(Stored records)
## START
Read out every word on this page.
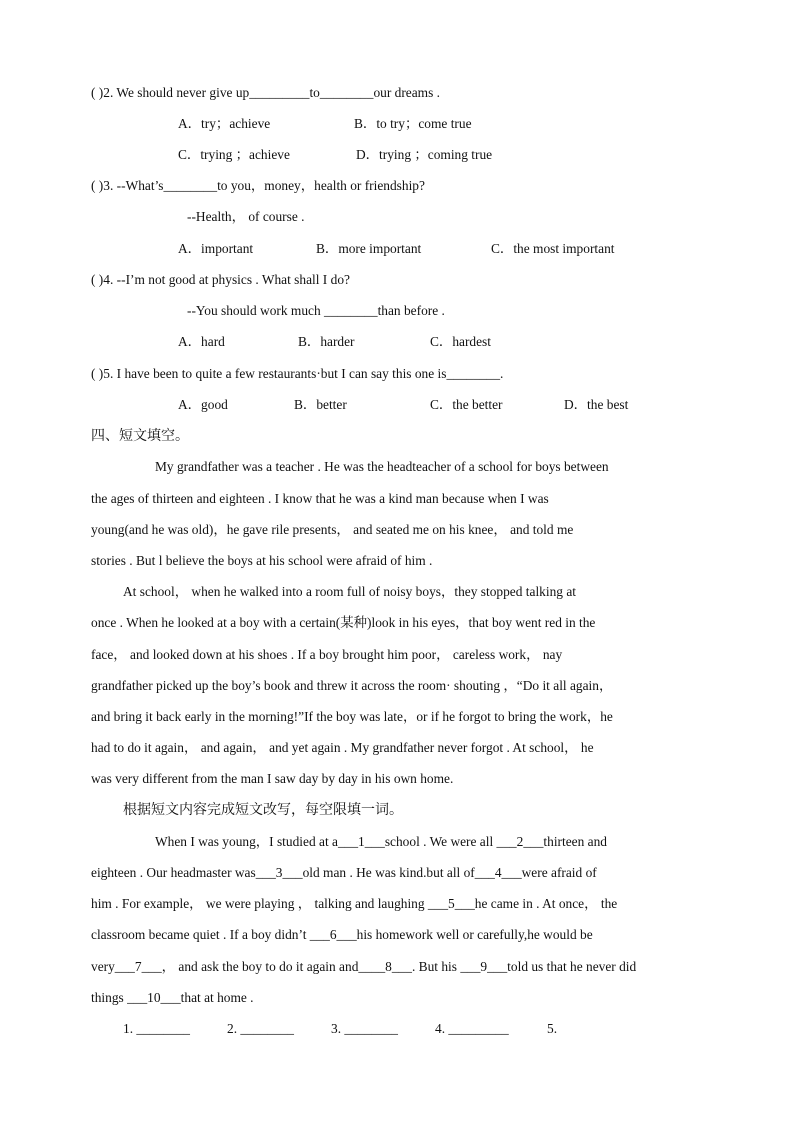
( )2. We should never give up_________to________our dreams .
A．try；achieve	B．to try；come true
C．trying ；achieve	D．trying ；coming true
( )3. --What’s________to you，money，health or friendship?
--Health， of course .
A．important	B．more important	C．the most important
( )4. --I’m not good at physics . What shall I do?
--You should work much ________than before .
A．hard	B．harder	C．hardest
( )5. I have been to quite a few restaurants·but I can say this one is________.
A．good	B．better	C．the better	D．the best
四、短文填空。
My grandfather was a teacher . He was the headteacher of a school for boys between
the ages of thirteen and eighteen . I know that he was a kind man because when I was
young(and he was old)，he gave rile presents， and seated me on his knee， and told me
stories . But l believe the boys at his school were afraid of him .
At school， when he walked into a room full of noisy boys，they stopped talking at
once . When he looked at a boy with a certain(某种)look in his eyes，that boy went red in the
face， and looked down at his shoes . If a boy brought him poor， careless work， nay
grandfather picked up the boy’s book and threw it across the room· shouting ，“Do it all again，
and bring it back early in the morning!”If the boy was late，or if he forgot to bring the work，he
had to do it again， and again， and yet again . My grandfather never forgot . At school， he
was very different from the man I saw day by day in his own home.
根据短文内容完成短文改写，每空限填一词。
When I was young，I studied at a___1___school . We were all ___2___thirteen and
eighteen . Our headmaster was___3___old man . He was kind.but all of___4___were afraid of
him . For example， we were playing ， talking and laughing ___5___he came in . At once， the
classroom became quiet . If a boy didn’t ___6___his homework well or carefully,he would be
very___7___， and ask the boy to do it again and____8___. But his ___9___told us that he never did
things ___10___that at home .
1. ________	2. ________	3. ________	4. _________	5.
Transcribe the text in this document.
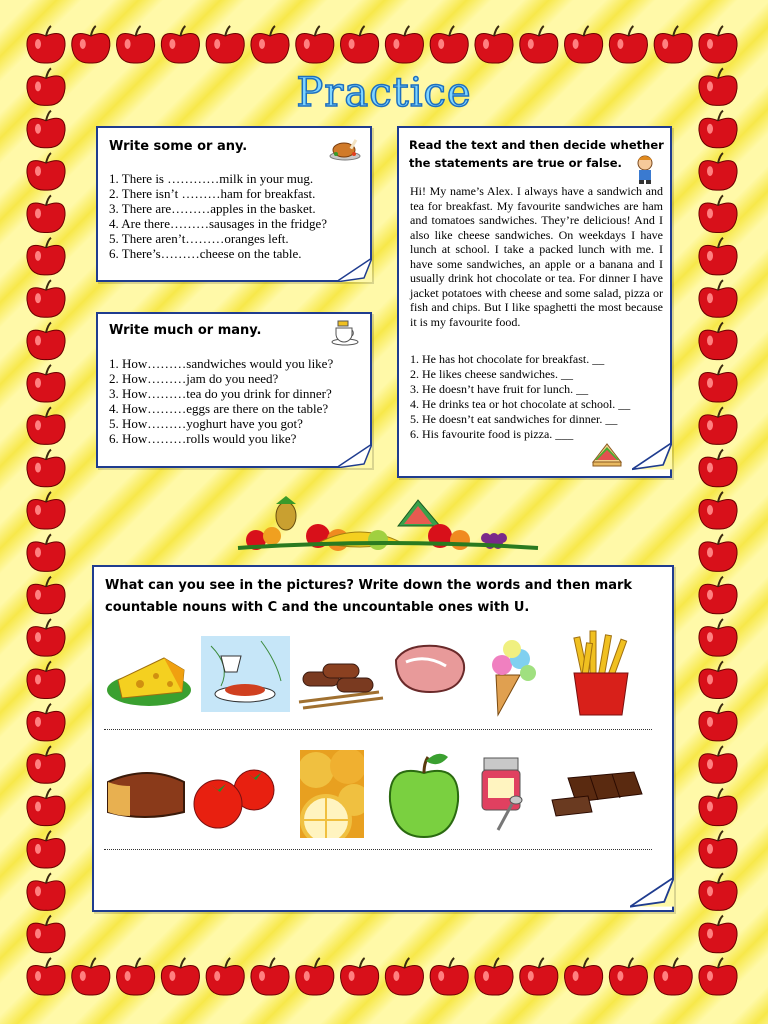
Practice
Write some or any.
1. There is …………milk in your mug.
2. There isn’t ………ham for breakfast.
3. There are………apples in the basket.
4. Are there………sausages in the fridge?
5. There aren’t………oranges left.
6. There’s………cheese on the table.
Write much or many.
1. How………sandwiches would you like?
2. How………jam do you need?
3. How………tea do you drink for dinner?
4. How………eggs are there on the table?
5. How………yoghurt have you got?
6. How………rolls would you like?
Read the text and then decide whether
the statements are true or false.
Hi! My name’s Alex. I always have a sandwich and tea for breakfast. My favourite sandwiches are ham and tomatoes sandwiches. They’re delicious! And I also like cheese sandwiches. On weekdays I have lunch at school. I take a packed lunch with me. I have some sandwiches, an apple or a banana and I usually drink hot chocolate or tea. For dinner I have jacket potatoes with cheese and some salad, pizza or fish and chips. But I like spaghetti the most because it is my favourite food.
1. He has hot chocolate for breakfast. __
2. He likes cheese sandwiches. __
3. He doesn’t have fruit for lunch. __
4. He drinks tea or hot chocolate at school. __
5. He doesn’t eat sandwiches for dinner. __
6. His favourite food is pizza. ___
What can you see in the pictures? Write down the words and then mark
countable nouns with C and the uncountable ones with U.
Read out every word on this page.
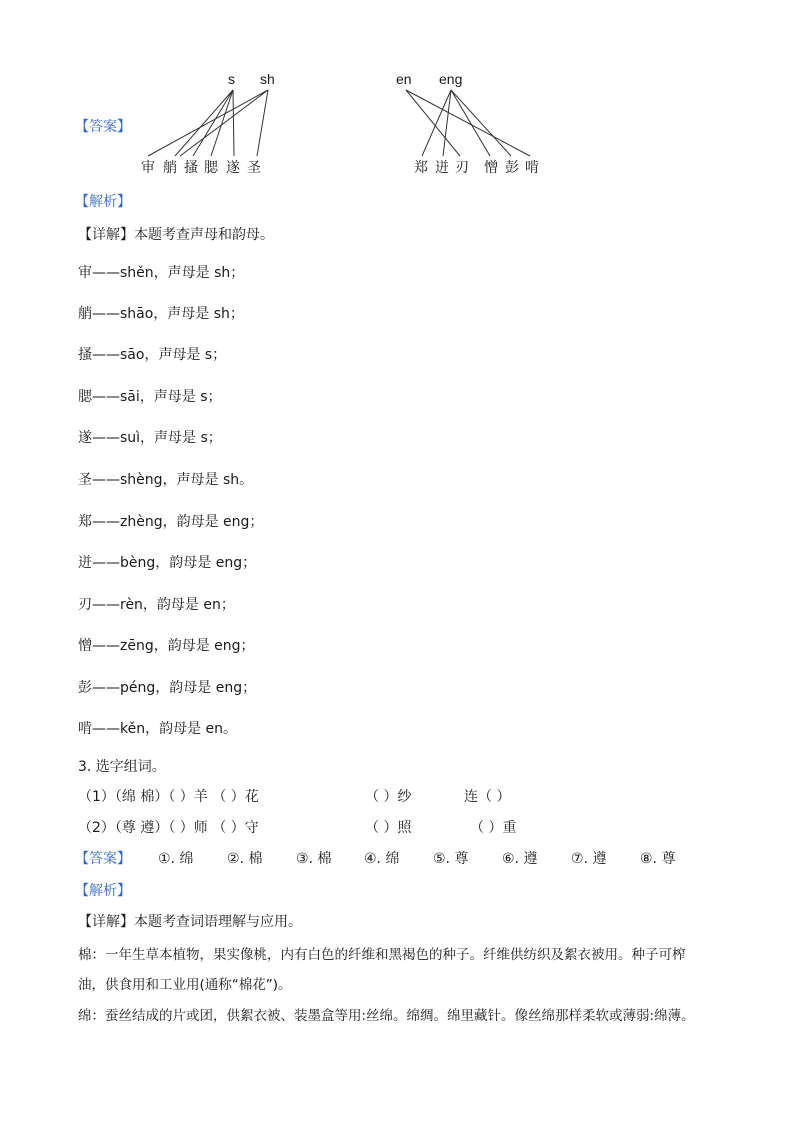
s sh	en eng
【答案】
审 艄 搔 腮 遂 圣	郑 迸 刃 憎 彭 啃
【解析】
【详解】本题考查声母和韵母。
审——shěn，声母是 sh；
艄——shāo，声母是 sh；
搔——sāo，声母是 s；
腮——sāi，声母是 s；
遂——suì，声母是 s；
圣——shèng，声母是 sh。
郑——zhèng，韵母是 eng；
迸——bèng，韵母是 eng；
刃——rèn，韵母是 en；
憎——zēng，韵母是 eng；
彭——péng，韵母是 eng；
啃——kěn，韵母是 en。
3. 选字组词。
（1）（绵 棉）（ ）羊 （ ）花	（ ）纱	连（ ）
（2）（尊 遵）（ ）师 （ ）守	（ ）照	（ ）重
【答案】 ①. 绵 ②. 棉 ③. 棉 ④. 绵 ⑤. 尊 ⑥. 遵 ⑦. 遵 ⑧. 尊
【解析】
【详解】本题考查词语理解与应用。
棉：一年生草本植物，果实像桃，内有白色的纤维和黑褐色的种子。纤维供纺织及絮衣被用。种子可榨
油，供食用和工业用(通称“棉花”)。
绵：蚕丝结成的片或团，供絮衣被、装墨盒等用:丝绵。绵绸。绵里藏针。像丝绵那样柔软或薄弱:绵薄。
## END
• TASK REQUIREMENTS: Go through the entries above and output them exactly, without pictures.

• THE RESULT:
Read out every word on this page.
( )2. We should never give up_________to________our dreams .
A．try；achieve	B．to try；come true
C．trying ；achieve	D．trying ；coming true
( )3. --What’s________to you，money，health or friendship?
--Health， of course .
A．important	B．more important	C．the most important
( )4. --I’m not good at physics . What shall I do?
--You should work much ________than before .
A．hard	B．harder	C．hardest
( )5. I have been to quite a few restaurants·but I can say this one is________.
A．good	B．better	C．the better	D．the best
四、短文填空。
My grandfather was a teacher . He was the headteacher of a school for boys between
the ages of thirteen and eighteen . I know that he was a kind man because when I was
young(and he was old)，he gave rile presents， and seated me on his knee， and told me
stories . But l believe the boys at his school were afraid of him .
At school， when he walked into a room full of noisy boys，they stopped talking at
once . When he looked at a boy with a certain(某种)look in his eyes，that boy went red in the
face， and looked down at his shoes . If a boy brought him poor， careless work， nay
grandfather picked up the boy’s book and threw it across the room· shouting ，“Do it all again，
and bring it back early in the morning!”If the boy was late，or if he forgot to bring the work，he
had to do it again， and again， and yet again . My grandfather never forgot . At school， he
was very different from the man I saw day by day in his own home.
根据短文内容完成短文改写，每空限填一词。
When I was young，I studied at a___1___school . We were all ___2___thirteen and
eighteen . Our headmaster was___3___old man . He was kind.but all of___4___were afraid of
him . For example， we were playing ， talking and laughing ___5___he came in . At once， the
classroom became quiet . If a boy didn’t ___6___his homework well or carefully,he would be
very___7___， and ask the boy to do it again and____8___. But his ___9___told us that he never did
things ___10___that at home .
1. ________	2. ________	3. ________	4. _________	5.
Transcribe the text in this document.
Practice
Write some or any.
1. There is …………milk in your mug.
2. There isn’t ………ham for breakfast.
3. There are………apples in the basket.
4. Are there………sausages in the fridge?
5. There aren’t………oranges left.
6. There’s………cheese on the table.
Write much or many.
1. How………sandwiches would you like?
2. How………jam do you need?
3. How………tea do you drink for dinner?
4. How………eggs are there on the table?
5. How………yoghurt have you got?
6. How………rolls would you like?
Read the text and then decide whether
the statements are true or false.
Hi! My name’s Alex. I always have a sandwich and tea for breakfast. My favourite sandwiches are ham and tomatoes sandwiches. They’re delicious! And I also like cheese sandwiches. On weekdays I have lunch at school. I take a packed lunch with me. I have some sandwiches, an apple or a banana and I usually drink hot chocolate or tea. For dinner I have jacket potatoes with cheese and some salad, pizza or fish and chips. But I like spaghetti the most because it is my favourite food.
1. He has hot chocolate for breakfast. __
2. He likes cheese sandwiches. __
3. He doesn’t have fruit for lunch. __
4. He drinks tea or hot chocolate at school. __
5. He doesn’t eat sandwiches for dinner. __
6. His favourite food is pizza. ___
What can you see in the pictures? Write down the words and then mark
countable nouns with C and the uncountable ones with U.
Read out every word on this page.
s sh	en eng
【答案】
审 艄 搔 腮 遂 圣	郑 迸 刃 憎 彭 啃
【解析】
【详解】本题考查声母和韵母。
审——shěn，声母是 sh；
艄——shāo，声母是 sh；
搔——sāo，声母是 s；
腮——sāi，声母是 s；
遂——suì，声母是 s；
圣——shèng，声母是 sh。
郑——zhèng，韵母是 eng；
迸——bèng，韵母是 eng；
刃——rèn，韵母是 en；
憎——zēng，韵母是 eng；
彭——péng，韵母是 eng；
啃——kěn，韵母是 en。
3. 选字组词。
（1）（绵 棉）（ ）羊 （ ）花	（ ）纱	连（ ）
（2）（尊 遵）（ ）师 （ ）守	（ ）照	（ ）重
【答案】 ①. 绵 ②. 棉 ③. 棉 ④. 绵 ⑤. 尊 ⑥. 遵 ⑦. 遵 ⑧. 尊
【解析】
【详解】本题考查词语理解与应用。
棉：一年生草本植物，果实像桃，内有白色的纤维和黑褐色的种子。纤维供纺织及絮衣被用。种子可榨
油，供食用和工业用(通称“棉花”)。
绵：蚕丝结成的片或团，供絮衣被、装墨盒等用:丝绵。绵绸。绵里藏针。像丝绵那样柔软或薄弱:绵薄。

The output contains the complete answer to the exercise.